What to produce
Scan the data below and report how many lines include the word "text". Nothing else is wanted.

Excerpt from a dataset
+ + + + +

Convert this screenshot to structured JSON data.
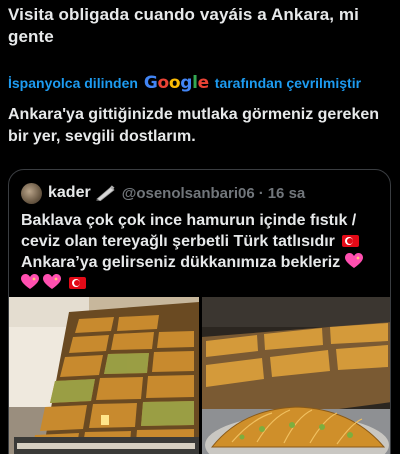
{
  "post": {
    "text": "Visita obligada cuando vayáis a Ankara, mi gente",
    "translated_prefix": "İspanyolca dilinden",
    "translated_brand": "Google",
    "translated_suffix": "tarafından çevrilmiştir",
    "translation": "Ankara'ya gittiğinizde mutlaka görmeniz gereken bir yer, sevgili dostlarım."
  },
  "quote": {
    "name": "kader",
    "handle": "@osenolsanbari06",
    "separator": "·",
    "time": "16 sa",
    "line1": "Baklava çok çok ince hamurun içinde fıstık / ceviz olan tereyağlı şerbetli Türk tatlısıdır",
    "line2": "Ankara’ya gelirseniz  dükkanımıza bekleriz",
    "icons": [
      "pen-icon",
      "turkey-flag-icon",
      "sparkling-heart-icon"
    ],
    "media": [
      "baklava-shop-display-photo",
      "baklava-trays-photo"
    ]
  },
  "colors": {
    "background": "#000000",
    "text": "#e7e9ea",
    "link": "#1d9bf0",
    "muted": "#71767b",
    "border": "#3a3d41"
  }
}
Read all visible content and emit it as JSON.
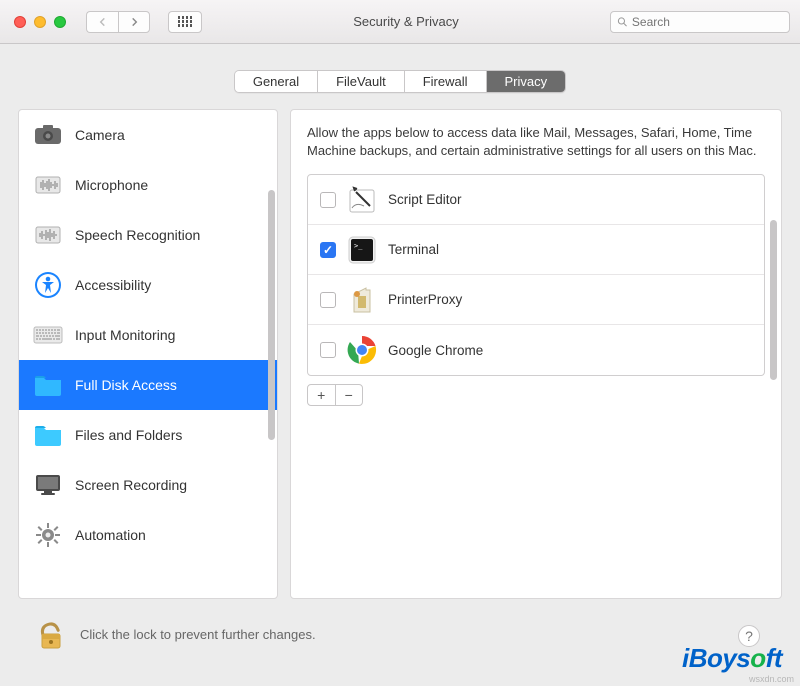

+ + + + +

Result for this task
2